> _Provided records_
* start *

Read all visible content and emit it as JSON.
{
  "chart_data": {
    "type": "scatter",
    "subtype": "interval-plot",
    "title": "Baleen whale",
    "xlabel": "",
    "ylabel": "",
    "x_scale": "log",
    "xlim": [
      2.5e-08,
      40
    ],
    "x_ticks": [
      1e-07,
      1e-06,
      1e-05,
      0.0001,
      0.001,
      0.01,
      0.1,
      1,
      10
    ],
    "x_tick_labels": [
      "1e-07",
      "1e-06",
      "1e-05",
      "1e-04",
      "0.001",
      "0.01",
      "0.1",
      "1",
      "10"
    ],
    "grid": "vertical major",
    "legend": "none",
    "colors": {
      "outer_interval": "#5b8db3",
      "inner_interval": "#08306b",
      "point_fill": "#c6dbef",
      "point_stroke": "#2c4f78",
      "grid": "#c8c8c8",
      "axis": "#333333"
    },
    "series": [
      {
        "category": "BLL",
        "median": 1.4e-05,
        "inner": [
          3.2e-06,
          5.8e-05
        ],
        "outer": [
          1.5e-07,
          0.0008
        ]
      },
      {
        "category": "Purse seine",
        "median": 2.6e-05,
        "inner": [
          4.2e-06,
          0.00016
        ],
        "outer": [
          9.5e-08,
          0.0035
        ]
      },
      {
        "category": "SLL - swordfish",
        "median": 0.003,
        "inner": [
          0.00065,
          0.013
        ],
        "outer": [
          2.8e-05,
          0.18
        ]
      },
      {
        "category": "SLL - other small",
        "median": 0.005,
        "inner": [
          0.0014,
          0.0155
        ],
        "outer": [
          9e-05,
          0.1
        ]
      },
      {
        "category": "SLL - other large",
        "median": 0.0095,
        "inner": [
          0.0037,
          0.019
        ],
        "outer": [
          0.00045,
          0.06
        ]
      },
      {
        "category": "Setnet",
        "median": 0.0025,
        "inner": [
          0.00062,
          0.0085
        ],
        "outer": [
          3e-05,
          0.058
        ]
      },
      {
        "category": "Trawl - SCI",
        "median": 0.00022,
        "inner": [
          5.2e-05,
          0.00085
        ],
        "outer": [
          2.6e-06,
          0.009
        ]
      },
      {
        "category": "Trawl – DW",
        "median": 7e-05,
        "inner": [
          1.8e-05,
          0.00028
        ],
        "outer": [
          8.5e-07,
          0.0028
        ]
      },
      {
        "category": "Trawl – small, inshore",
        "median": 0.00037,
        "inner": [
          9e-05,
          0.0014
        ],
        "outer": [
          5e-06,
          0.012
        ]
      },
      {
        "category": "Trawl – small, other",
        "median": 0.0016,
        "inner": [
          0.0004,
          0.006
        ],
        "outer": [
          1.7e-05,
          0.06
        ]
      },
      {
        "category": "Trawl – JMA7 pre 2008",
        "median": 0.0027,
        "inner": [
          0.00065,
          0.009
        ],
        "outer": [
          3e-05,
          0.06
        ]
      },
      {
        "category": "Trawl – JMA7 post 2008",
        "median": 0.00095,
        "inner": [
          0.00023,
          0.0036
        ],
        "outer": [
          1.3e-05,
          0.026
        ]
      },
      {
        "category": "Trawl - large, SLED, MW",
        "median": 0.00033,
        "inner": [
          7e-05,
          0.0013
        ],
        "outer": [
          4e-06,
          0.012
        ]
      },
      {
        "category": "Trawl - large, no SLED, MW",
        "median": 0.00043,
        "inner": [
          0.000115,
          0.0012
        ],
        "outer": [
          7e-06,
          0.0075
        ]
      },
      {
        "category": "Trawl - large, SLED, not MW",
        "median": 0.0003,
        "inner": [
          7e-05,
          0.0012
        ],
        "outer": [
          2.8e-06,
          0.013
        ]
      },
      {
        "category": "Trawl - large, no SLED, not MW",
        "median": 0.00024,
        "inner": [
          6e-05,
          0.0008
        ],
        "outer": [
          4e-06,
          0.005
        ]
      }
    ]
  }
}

* end *

> _What is being asked_
Word for word, write out the data.

> _Reply to the task_
Read all visible content and emit it as JSON.
{
  "chart_data": {
    "type": "scatter",
    "subtype": "interval-plot",
    "title": "Baleen whale",
    "xlabel": "",
    "ylabel": "",
    "x_scale": "log",
    "xlim": [
      2.5e-08,
      40
    ],
    "x_ticks": [
      1e-07,
      1e-06,
      1e-05,
      0.0001,
      0.001,
      0.01,
      0.1,
      1,
      10
    ],
    "x_tick_labels": [
      "1e-07",
      "1e-06",
      "1e-05",
      "1e-04",
      "0.001",
      "0.01",
      "0.1",
      "1",
      "10"
    ],
    "grid": "vertical major",
    "legend": "none",
    "colors": {
      "outer_interval": "#5b8db3",
      "inner_interval": "#08306b",
      "point_fill": "#c6dbef",
      "point_stroke": "#2c4f78",
      "grid": "#c8c8c8",
      "axis": "#333333"
    },
    "series": [
      {
        "category": "BLL",
        "median": 1.4e-05,
        "inner": [
          3.2e-06,
          5.8e-05
        ],
        "outer": [
          1.5e-07,
          0.0008
        ]
      },
      {
        "category": "Purse seine",
        "median": 2.6e-05,
        "inner": [
          4.2e-06,
          0.00016
        ],
        "outer": [
          9.5e-08,
          0.0035
        ]
      },
      {
        "category": "SLL - swordfish",
        "median": 0.003,
        "inner": [
          0.00065,
          0.013
        ],
        "outer": [
          2.8e-05,
          0.18
        ]
      },
      {
        "category": "SLL - other small",
        "median": 0.005,
        "inner": [
          0.0014,
          0.0155
        ],
        "outer": [
          9e-05,
          0.1
        ]
      },
      {
        "category": "SLL - other large",
        "median": 0.0095,
        "inner": [
          0.0037,
          0.019
        ],
        "outer": [
          0.00045,
          0.06
        ]
      },
      {
        "category": "Setnet",
        "median": 0.0025,
        "inner": [
          0.00062,
          0.0085
        ],
        "outer": [
          3e-05,
          0.058
        ]
      },
      {
        "category": "Trawl - SCI",
        "median": 0.00022,
        "inner": [
          5.2e-05,
          0.00085
        ],
        "outer": [
          2.6e-06,
          0.009
        ]
      },
      {
        "category": "Trawl – DW",
        "median": 7e-05,
        "inner": [
          1.8e-05,
          0.00028
        ],
        "outer": [
          8.5e-07,
          0.0028
        ]
      },
      {
        "category": "Trawl – small, inshore",
        "median": 0.00037,
        "inner": [
          9e-05,
          0.0014
        ],
        "outer": [
          5e-06,
          0.012
        ]
      },
      {
        "category": "Trawl – small, other",
        "median": 0.0016,
        "inner": [
          0.0004,
          0.006
        ],
        "outer": [
          1.7e-05,
          0.06
        ]
      },
      {
        "category": "Trawl – JMA7 pre 2008",
        "median": 0.0027,
        "inner": [
          0.00065,
          0.009
        ],
        "outer": [
          3e-05,
          0.06
        ]
      },
      {
        "category": "Trawl – JMA7 post 2008",
        "median": 0.00095,
        "inner": [
          0.00023,
          0.0036
        ],
        "outer": [
          1.3e-05,
          0.026
        ]
      },
      {
        "category": "Trawl - large, SLED, MW",
        "median": 0.00033,
        "inner": [
          7e-05,
          0.0013
        ],
        "outer": [
          4e-06,
          0.012
        ]
      },
      {
        "category": "Trawl - large, no SLED, MW",
        "median": 0.00043,
        "inner": [
          0.000115,
          0.0012
        ],
        "outer": [
          7e-06,
          0.0075
        ]
      },
      {
        "category": "Trawl - large, SLED, not MW",
        "median": 0.0003,
        "inner": [
          7e-05,
          0.0012
        ],
        "outer": [
          2.8e-06,
          0.013
        ]
      },
      {
        "category": "Trawl - large, no SLED, not MW",
        "median": 0.00024,
        "inner": [
          6e-05,
          0.0008
        ],
        "outer": [
          4e-06,
          0.005
        ]
      }
    ]
  }
}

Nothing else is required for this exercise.